■ **Data entries**
-- Start --

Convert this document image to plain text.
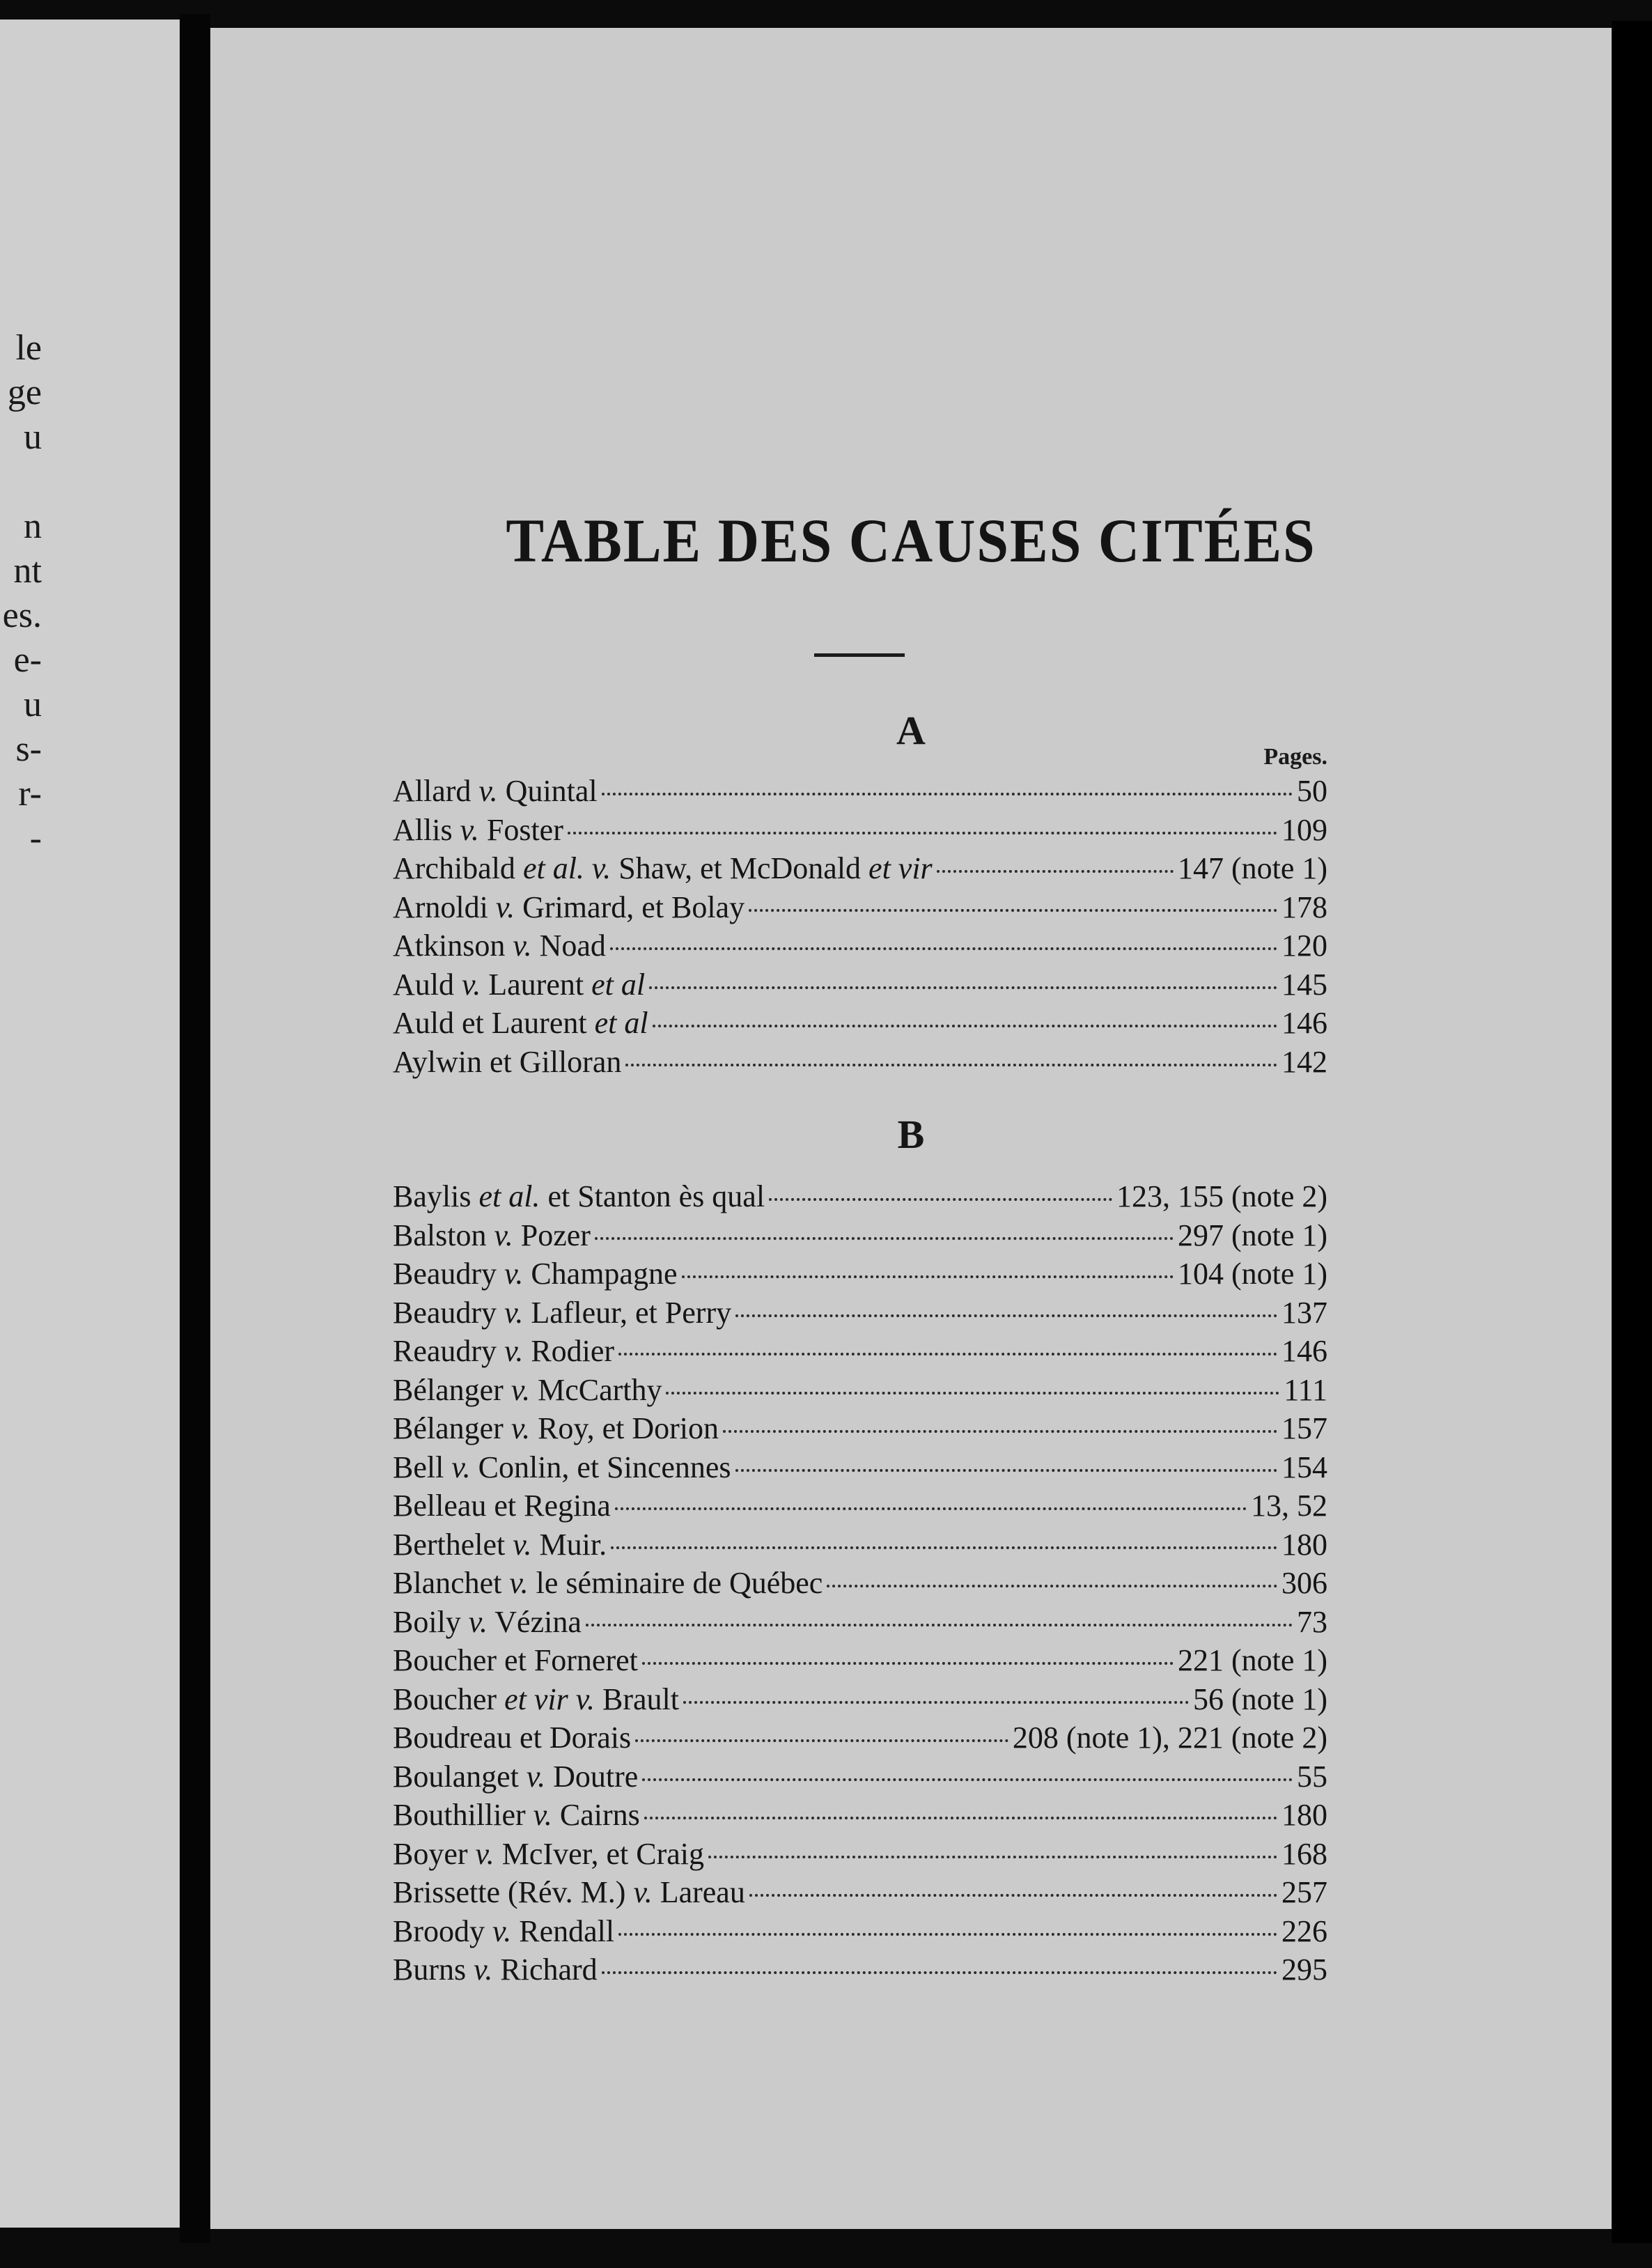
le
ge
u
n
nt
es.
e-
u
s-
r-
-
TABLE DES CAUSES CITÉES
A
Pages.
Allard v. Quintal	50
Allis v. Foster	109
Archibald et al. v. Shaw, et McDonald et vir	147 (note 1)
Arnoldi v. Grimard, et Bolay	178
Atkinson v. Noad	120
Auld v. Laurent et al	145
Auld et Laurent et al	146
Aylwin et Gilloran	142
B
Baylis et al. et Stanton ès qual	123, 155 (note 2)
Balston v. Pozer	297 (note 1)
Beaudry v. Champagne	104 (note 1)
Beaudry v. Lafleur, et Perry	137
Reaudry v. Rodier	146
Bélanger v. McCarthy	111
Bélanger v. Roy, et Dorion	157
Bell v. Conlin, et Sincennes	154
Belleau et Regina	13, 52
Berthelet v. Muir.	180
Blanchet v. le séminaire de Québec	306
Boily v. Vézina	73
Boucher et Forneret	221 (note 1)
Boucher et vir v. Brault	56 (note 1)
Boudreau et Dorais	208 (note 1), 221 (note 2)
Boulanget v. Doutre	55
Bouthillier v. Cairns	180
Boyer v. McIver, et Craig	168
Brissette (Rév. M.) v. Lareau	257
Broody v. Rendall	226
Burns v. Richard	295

-- End --

■ **Exercise objective**
Above are records with pictures; repeat the records exactly and leave the pictures out.

■ **The response**
Convert this document image to plain text.
le
ge
u
n
nt
es.
e-
u
s-
r-
-
TABLE DES CAUSES CITÉES
A
Pages.
Allard v. Quintal	50
Allis v. Foster	109
Archibald et al. v. Shaw, et McDonald et vir	147 (note 1)
Arnoldi v. Grimard, et Bolay	178
Atkinson v. Noad	120
Auld v. Laurent et al	145
Auld et Laurent et al	146
Aylwin et Gilloran	142
B
Baylis et al. et Stanton ès qual	123, 155 (note 2)
Balston v. Pozer	297 (note 1)
Beaudry v. Champagne	104 (note 1)
Beaudry v. Lafleur, et Perry	137
Reaudry v. Rodier	146
Bélanger v. McCarthy	111
Bélanger v. Roy, et Dorion	157
Bell v. Conlin, et Sincennes	154
Belleau et Regina	13, 52
Berthelet v. Muir.	180
Blanchet v. le séminaire de Québec	306
Boily v. Vézina	73
Boucher et Forneret	221 (note 1)
Boucher et vir v. Brault	56 (note 1)
Boudreau et Dorais	208 (note 1), 221 (note 2)
Boulanget v. Doutre	55
Bouthillier v. Cairns	180
Boyer v. McIver, et Craig	168
Brissette (Rév. M.) v. Lareau	257
Broody v. Rendall	226
Burns v. Richard	295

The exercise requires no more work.